_THE PROBLEM_
Select from the data all lines with the word "your".

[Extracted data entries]
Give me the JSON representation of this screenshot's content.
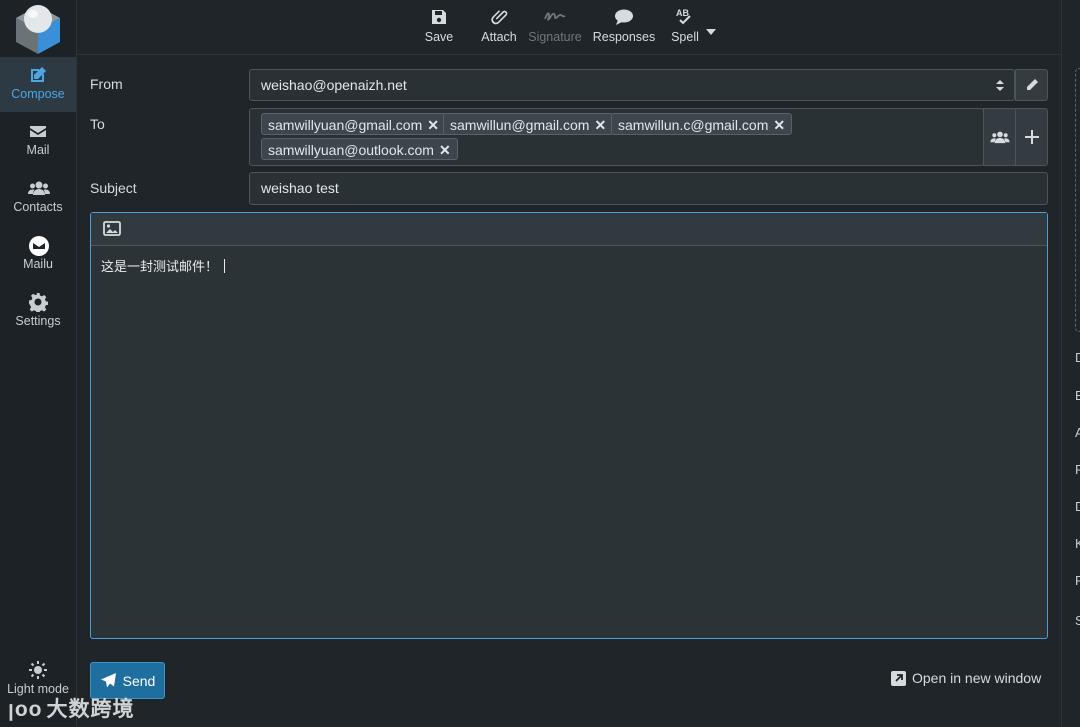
{
  "nav": {
    "compose": "Compose",
    "mail": "Mail",
    "contacts": "Contacts",
    "mailu": "Mailu",
    "settings": "Settings",
    "light_mode": "Light mode"
  },
  "toolbar": {
    "save": "Save",
    "attach": "Attach",
    "signature": "Signature",
    "responses": "Responses",
    "spell": "Spell",
    "spell_badge": "AB"
  },
  "form": {
    "from_label": "From",
    "from_value": "weishao@openaizh.net",
    "to_label": "To",
    "recipients": [
      "samwillyuan@gmail.com",
      "samwillun@gmail.com",
      "samwillun.c@gmail.com",
      "samwillyuan@outlook.com"
    ],
    "subject_label": "Subject",
    "subject_value": "weishao test"
  },
  "editor": {
    "body": "这是一封测试邮件！"
  },
  "actions": {
    "send": "Send",
    "open_new_window": "Open in new window"
  },
  "right_letters": [
    "D",
    "E",
    "A",
    "F",
    "D",
    "K",
    "F",
    "S"
  ],
  "watermark": "大数跨境",
  "colors": {
    "accent": "#4ca6e4",
    "send_button": "#1f6f9e",
    "background": "#1f2529"
  }
}
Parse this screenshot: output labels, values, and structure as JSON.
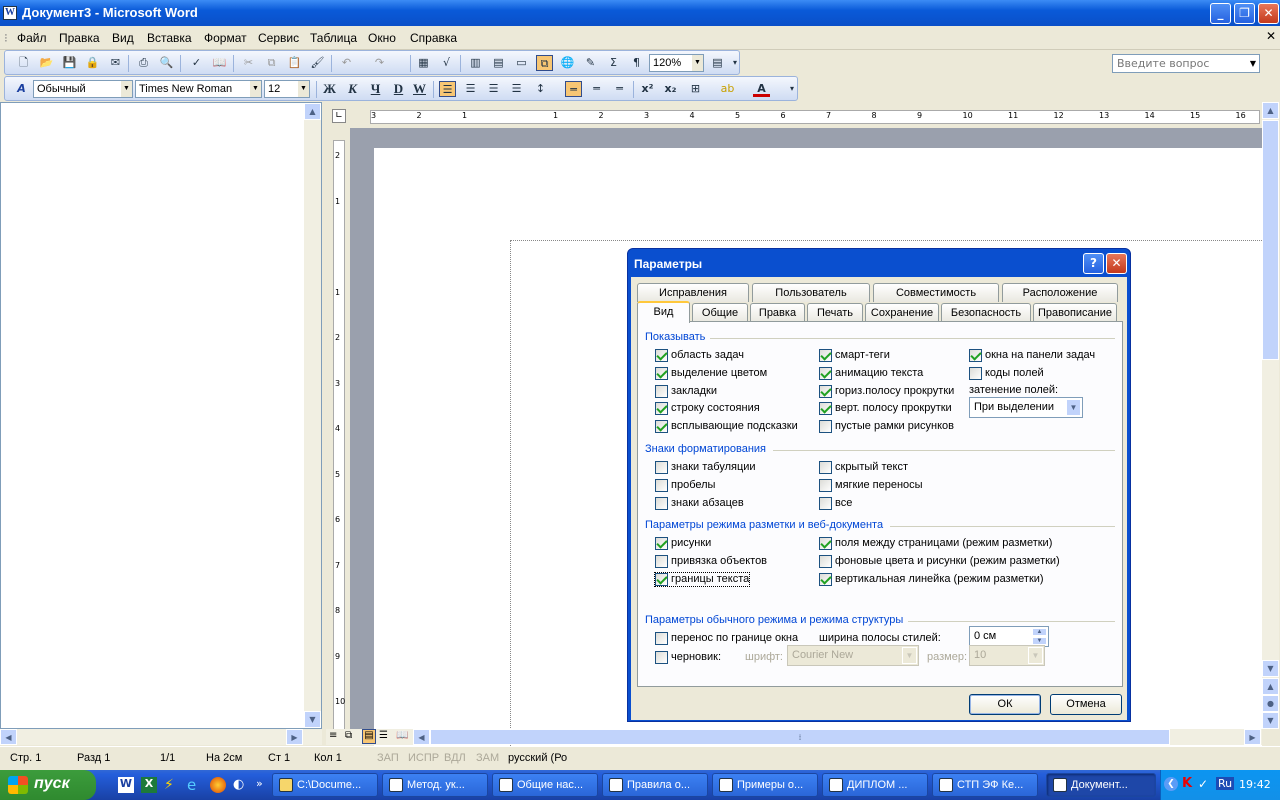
{
  "window": {
    "title": "Документ3 - Microsoft Word",
    "minimize": "_",
    "restore": "❐",
    "close": "✕"
  },
  "menu": [
    "Файл",
    "Правка",
    "Вид",
    "Вставка",
    "Формат",
    "Сервис",
    "Таблица",
    "Окно",
    "Справка"
  ],
  "ask_placeholder": "Введите вопрос",
  "toolbar": {
    "zoom": "120%",
    "style": "Обычный",
    "font": "Times New Roman",
    "size": "12",
    "bold": "Ж",
    "italic": "К",
    "underline": "Ч",
    "strike": "D",
    "w": "W",
    "superscript": "x²",
    "subscript": "x₂",
    "pilcrow": "¶",
    "sigma": "Σ"
  },
  "dialog": {
    "title": "Параметры",
    "help": "?",
    "close": "✕",
    "tabs_row1": [
      "Исправления",
      "Пользователь",
      "Совместимость",
      "Расположение"
    ],
    "tabs_row2": [
      "Вид",
      "Общие",
      "Правка",
      "Печать",
      "Сохранение",
      "Безопасность",
      "Правописание"
    ],
    "selected_tab": "Вид",
    "show": {
      "header": "Показывать",
      "col1": [
        {
          "label": "область задач",
          "checked": true
        },
        {
          "label": "выделение цветом",
          "checked": true
        },
        {
          "label": "закладки",
          "checked": false
        },
        {
          "label": "строку состояния",
          "checked": true
        },
        {
          "label": "всплывающие подсказки",
          "checked": true
        }
      ],
      "col2": [
        {
          "label": "смарт-теги",
          "checked": true
        },
        {
          "label": "анимацию текста",
          "checked": true
        },
        {
          "label": "гориз.полосу прокрутки",
          "checked": true
        },
        {
          "label": "верт. полосу прокрутки",
          "checked": true
        },
        {
          "label": "пустые рамки рисунков",
          "checked": false
        }
      ],
      "col3": [
        {
          "label": "окна на панели задач",
          "checked": true
        },
        {
          "label": "коды полей",
          "checked": false
        }
      ],
      "field_shading_label": "затенение полей:",
      "field_shading_value": "При выделении"
    },
    "format_marks": {
      "header": "Знаки форматирования",
      "col1": [
        {
          "label": "знаки табуляции",
          "checked": false
        },
        {
          "label": "пробелы",
          "checked": false
        },
        {
          "label": "знаки абзацев",
          "checked": false
        }
      ],
      "col2": [
        {
          "label": "скрытый текст",
          "checked": false
        },
        {
          "label": "мягкие переносы",
          "checked": false
        },
        {
          "label": "все",
          "checked": false
        }
      ]
    },
    "layout": {
      "header": "Параметры режима разметки и веб-документа",
      "col1": [
        {
          "label": "рисунки",
          "checked": true
        },
        {
          "label": "привязка объектов",
          "checked": false
        },
        {
          "label": "границы текста",
          "checked": true
        }
      ],
      "col2": [
        {
          "label": "поля между страницами (режим разметки)",
          "checked": true
        },
        {
          "label": "фоновые цвета и рисунки (режим разметки)",
          "checked": false
        },
        {
          "label": "вертикальная линейка (режим разметки)",
          "checked": true
        }
      ]
    },
    "normal": {
      "header": "Параметры обычного режима и режима структуры",
      "wrap": {
        "label": "перенос по границе окна",
        "checked": false
      },
      "draft": {
        "label": "черновик:",
        "checked": false
      },
      "style_width_label": "ширина полосы стилей:",
      "style_width_value": "0 см",
      "font_label": "шрифт:",
      "font_value": "Courier New",
      "size_label": "размер:",
      "size_value": "10"
    },
    "ok": "ОК",
    "cancel": "Отмена"
  },
  "ruler": {
    "h_ticks": [
      "3",
      "2",
      "1",
      "",
      "1",
      "2",
      "3",
      "4",
      "5",
      "6",
      "7",
      "8",
      "9",
      "10",
      "11",
      "12",
      "13",
      "14",
      "15",
      "16"
    ],
    "v_ticks": [
      "2",
      "1",
      "",
      "1",
      "2",
      "3",
      "4",
      "5",
      "6",
      "7",
      "8",
      "9",
      "10"
    ]
  },
  "status": {
    "page": "Стр. 1",
    "section": "Разд 1",
    "pages": "1/1",
    "at": "На 2см",
    "line": "Ст 1",
    "col": "Кол 1",
    "rec": "ЗАП",
    "trk": "ИСПР",
    "ext": "ВДЛ",
    "ovr": "ЗАМ",
    "lang": "русский (Ро"
  },
  "taskbar": {
    "start": "пуск",
    "buttons": [
      "C:\\Docume...",
      "Метод. ук...",
      "Общие нас...",
      "Правила о...",
      "Примеры о...",
      "ДИПЛОМ ...",
      "СТП ЭФ Ке...",
      "Документ..."
    ],
    "lang": "Ru",
    "time": "19:42"
  }
}
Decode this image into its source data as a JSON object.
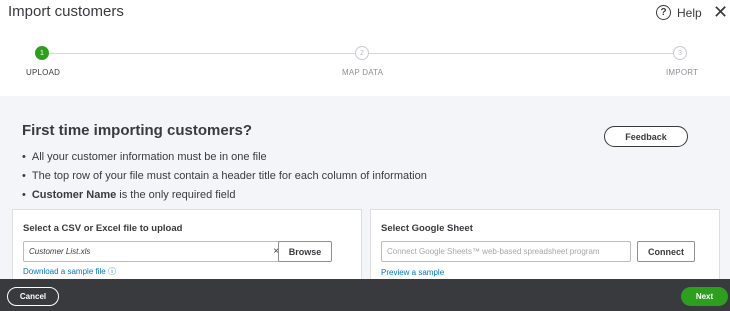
{
  "header": {
    "title": "Import customers",
    "help_label": "Help",
    "help_icon": "?",
    "close_icon": "✕"
  },
  "stepper": {
    "steps": [
      {
        "number": "1",
        "label": "UPLOAD",
        "state": "active"
      },
      {
        "number": "2",
        "label": "MAP DATA",
        "state": "inactive"
      },
      {
        "number": "3",
        "label": "IMPORT",
        "state": "inactive"
      }
    ]
  },
  "intro": {
    "heading": "First time importing customers?",
    "bullet_1": "All your customer information must be in one file",
    "bullet_2": "The top row of your file must contain a header title for each column of information",
    "bullet_3_bold": "Customer Name",
    "bullet_3_rest": " is the only required field",
    "feedback_label": "Feedback"
  },
  "file_panel": {
    "title": "Select a CSV or Excel file to upload",
    "file_value": "Customer List.xls",
    "clear_icon": "×",
    "browse_label": "Browse",
    "sample_link": "Download a sample file",
    "info_icon": "ⓘ"
  },
  "google_panel": {
    "title": "Select Google Sheet",
    "placeholder": "Connect Google Sheets™ web-based spreadsheet program",
    "connect_label": "Connect",
    "sample_link": "Preview a sample"
  },
  "footer": {
    "cancel_label": "Cancel",
    "next_label": "Next"
  },
  "colors": {
    "accent_green": "#2ca01c",
    "link_blue": "#0077c5",
    "footer_bg": "#393a3d"
  }
}
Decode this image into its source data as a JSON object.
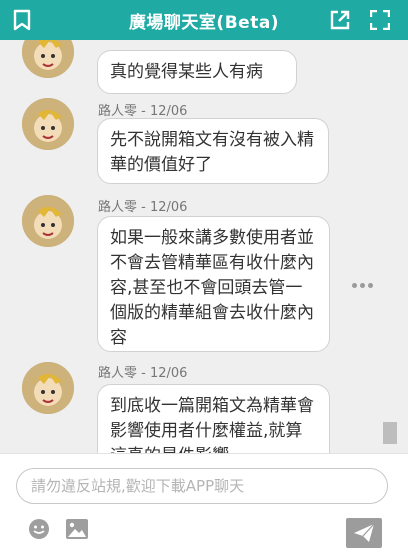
{
  "header": {
    "title": "廣場聊天室(Beta)",
    "left_icon": "bookmark-icon",
    "right_icons": [
      "open-external-icon",
      "fullscreen-icon"
    ]
  },
  "messages": [
    {
      "author": "",
      "time": "",
      "text": "真的覺得某些人有病",
      "avatar_icon": "avatar"
    },
    {
      "author": "路人零",
      "time": "12/06",
      "text": "先不說開箱文有沒有被入精華的價值好了",
      "avatar_icon": "avatar"
    },
    {
      "author": "路人零",
      "time": "12/06",
      "text": "如果一般來講多數使用者並不會去管精華區有收什麼內容,甚至也不會回頭去管一個版的精華組會去收什麼內容",
      "avatar_icon": "avatar"
    },
    {
      "author": "路人零",
      "time": "12/06",
      "text": "到底收一篇開箱文為精華會影響使用者什麼權益,就算這真的是件影響",
      "avatar_icon": "avatar"
    }
  ],
  "composer": {
    "placeholder": "請勿違反站規,歡迎下載APP聊天",
    "emoji_icon": "emoji-icon",
    "image_icon": "image-icon",
    "send_icon": "send-icon"
  },
  "colors": {
    "header": "#1faaa4",
    "send_button": "#9c9c9c"
  }
}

_FINAL RESULT_
    "bullet_1": "All your customer information must be in one file",
    "bullet_2": "The top row of your file must contain a header title for each column of information",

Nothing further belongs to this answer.